Information given:
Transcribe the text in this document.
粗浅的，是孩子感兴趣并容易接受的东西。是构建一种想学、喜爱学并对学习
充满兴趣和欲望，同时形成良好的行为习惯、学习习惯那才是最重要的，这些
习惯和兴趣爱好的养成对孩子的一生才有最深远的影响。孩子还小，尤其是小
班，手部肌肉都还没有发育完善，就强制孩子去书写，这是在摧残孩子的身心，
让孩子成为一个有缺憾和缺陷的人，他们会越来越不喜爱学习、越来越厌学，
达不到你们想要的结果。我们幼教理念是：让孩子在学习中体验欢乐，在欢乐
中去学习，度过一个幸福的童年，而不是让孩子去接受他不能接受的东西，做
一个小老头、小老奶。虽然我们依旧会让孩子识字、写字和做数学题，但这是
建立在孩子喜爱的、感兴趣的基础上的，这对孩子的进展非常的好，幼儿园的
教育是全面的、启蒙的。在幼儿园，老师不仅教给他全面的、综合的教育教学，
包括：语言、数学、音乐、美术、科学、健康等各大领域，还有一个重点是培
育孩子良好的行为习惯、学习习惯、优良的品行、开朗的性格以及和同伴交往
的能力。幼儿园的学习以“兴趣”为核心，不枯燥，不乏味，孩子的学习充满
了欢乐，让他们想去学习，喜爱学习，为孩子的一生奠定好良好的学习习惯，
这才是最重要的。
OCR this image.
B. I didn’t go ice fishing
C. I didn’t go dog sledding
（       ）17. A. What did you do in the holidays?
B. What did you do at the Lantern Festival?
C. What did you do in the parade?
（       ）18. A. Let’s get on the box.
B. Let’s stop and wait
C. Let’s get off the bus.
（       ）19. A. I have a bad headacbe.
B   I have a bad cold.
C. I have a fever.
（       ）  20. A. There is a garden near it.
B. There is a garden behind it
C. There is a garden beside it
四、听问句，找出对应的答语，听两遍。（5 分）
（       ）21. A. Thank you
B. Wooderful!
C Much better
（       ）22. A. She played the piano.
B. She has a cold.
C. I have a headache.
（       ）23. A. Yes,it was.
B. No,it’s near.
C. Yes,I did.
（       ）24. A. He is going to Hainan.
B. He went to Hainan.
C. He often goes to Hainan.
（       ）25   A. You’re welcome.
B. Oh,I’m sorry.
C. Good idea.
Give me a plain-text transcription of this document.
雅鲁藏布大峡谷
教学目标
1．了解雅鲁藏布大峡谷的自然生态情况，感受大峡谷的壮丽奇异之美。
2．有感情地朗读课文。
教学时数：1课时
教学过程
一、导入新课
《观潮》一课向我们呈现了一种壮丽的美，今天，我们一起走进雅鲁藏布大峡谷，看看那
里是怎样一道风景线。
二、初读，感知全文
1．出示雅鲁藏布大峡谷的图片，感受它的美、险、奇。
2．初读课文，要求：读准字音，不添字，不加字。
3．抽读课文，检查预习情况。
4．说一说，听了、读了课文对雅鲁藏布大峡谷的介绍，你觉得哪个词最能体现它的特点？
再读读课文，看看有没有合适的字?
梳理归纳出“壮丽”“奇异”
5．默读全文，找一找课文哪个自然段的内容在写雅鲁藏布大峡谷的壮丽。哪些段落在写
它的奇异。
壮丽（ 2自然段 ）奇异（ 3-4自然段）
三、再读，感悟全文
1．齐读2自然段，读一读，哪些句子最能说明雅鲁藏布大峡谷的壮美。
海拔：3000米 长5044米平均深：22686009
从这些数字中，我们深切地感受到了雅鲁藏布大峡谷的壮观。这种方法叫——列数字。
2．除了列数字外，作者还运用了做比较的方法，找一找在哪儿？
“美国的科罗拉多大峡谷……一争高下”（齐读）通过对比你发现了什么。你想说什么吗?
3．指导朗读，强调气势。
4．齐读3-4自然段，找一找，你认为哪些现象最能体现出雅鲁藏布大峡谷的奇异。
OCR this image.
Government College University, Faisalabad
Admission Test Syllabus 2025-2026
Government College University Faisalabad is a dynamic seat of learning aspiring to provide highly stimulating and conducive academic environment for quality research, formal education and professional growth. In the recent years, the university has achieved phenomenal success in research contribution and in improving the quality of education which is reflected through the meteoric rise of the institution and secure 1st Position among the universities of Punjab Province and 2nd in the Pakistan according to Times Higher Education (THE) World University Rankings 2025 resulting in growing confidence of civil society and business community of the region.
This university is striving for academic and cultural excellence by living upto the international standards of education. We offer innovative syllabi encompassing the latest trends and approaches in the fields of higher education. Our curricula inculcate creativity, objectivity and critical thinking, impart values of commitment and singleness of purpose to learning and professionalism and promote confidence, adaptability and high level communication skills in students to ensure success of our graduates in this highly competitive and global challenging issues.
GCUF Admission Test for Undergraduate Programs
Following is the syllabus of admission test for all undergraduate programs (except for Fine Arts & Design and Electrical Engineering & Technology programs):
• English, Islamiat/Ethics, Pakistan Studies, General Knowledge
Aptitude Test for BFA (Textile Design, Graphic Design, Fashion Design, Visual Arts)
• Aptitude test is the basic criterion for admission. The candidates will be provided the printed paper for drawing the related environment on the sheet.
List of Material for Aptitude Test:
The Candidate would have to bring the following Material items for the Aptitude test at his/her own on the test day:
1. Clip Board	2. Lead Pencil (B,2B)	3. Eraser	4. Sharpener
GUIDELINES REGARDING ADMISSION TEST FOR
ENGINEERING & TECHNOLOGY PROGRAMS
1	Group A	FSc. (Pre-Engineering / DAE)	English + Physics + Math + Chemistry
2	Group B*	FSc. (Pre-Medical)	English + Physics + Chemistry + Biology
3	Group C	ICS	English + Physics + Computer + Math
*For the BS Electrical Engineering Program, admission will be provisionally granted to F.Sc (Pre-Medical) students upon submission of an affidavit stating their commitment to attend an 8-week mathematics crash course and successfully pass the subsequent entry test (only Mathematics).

To be done: Determine how many lines of the listing hold the word "Government" and reply with that figure alone.

Reply: 2